▶ **WHAT YOU SHOULD DO**
Check each line for the word "subtitle" and report how many have it. Give nothing else.

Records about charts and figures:
— START —

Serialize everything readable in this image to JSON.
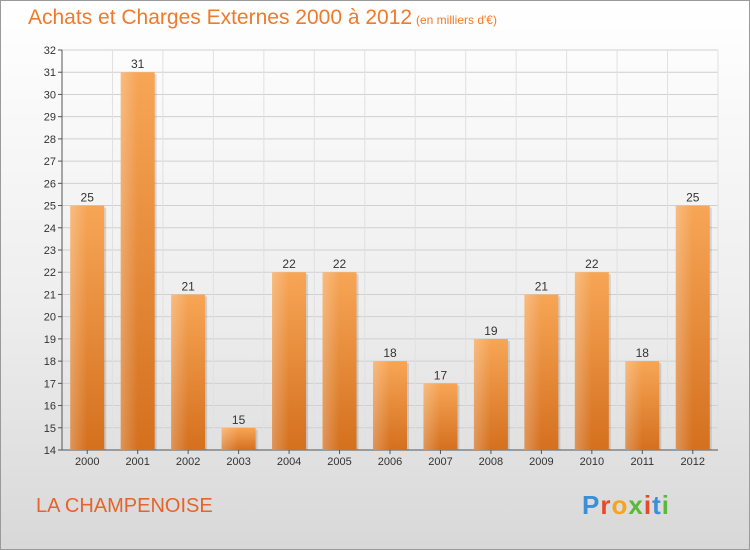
{
  "header": {
    "title": "Achats et Charges Externes 2000 à 2012",
    "subtitle": "(en milliers d'€)"
  },
  "footer": {
    "place": "LA CHAMPENOISE",
    "logo_text": "Proxiti"
  },
  "colors": {
    "bar_light": "#f7a656",
    "bar_dark": "#d4701e",
    "title": "#f07a2a"
  },
  "chart_data": {
    "type": "bar",
    "title": "Achats et Charges Externes 2000 à 2012",
    "subtitle": "(en milliers d'€)",
    "categories": [
      "2000",
      "2001",
      "2002",
      "2003",
      "2004",
      "2005",
      "2006",
      "2007",
      "2008",
      "2009",
      "2010",
      "2011",
      "2012"
    ],
    "values": [
      25,
      31,
      21,
      15,
      22,
      22,
      18,
      17,
      19,
      21,
      22,
      18,
      25
    ],
    "ylim": [
      14,
      32
    ],
    "yticks": [
      14,
      15,
      16,
      17,
      18,
      19,
      20,
      21,
      22,
      23,
      24,
      25,
      26,
      27,
      28,
      29,
      30,
      31,
      32
    ],
    "grid": true,
    "data_labels": true
  }
}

— END —

▶ **RESPONSE**
2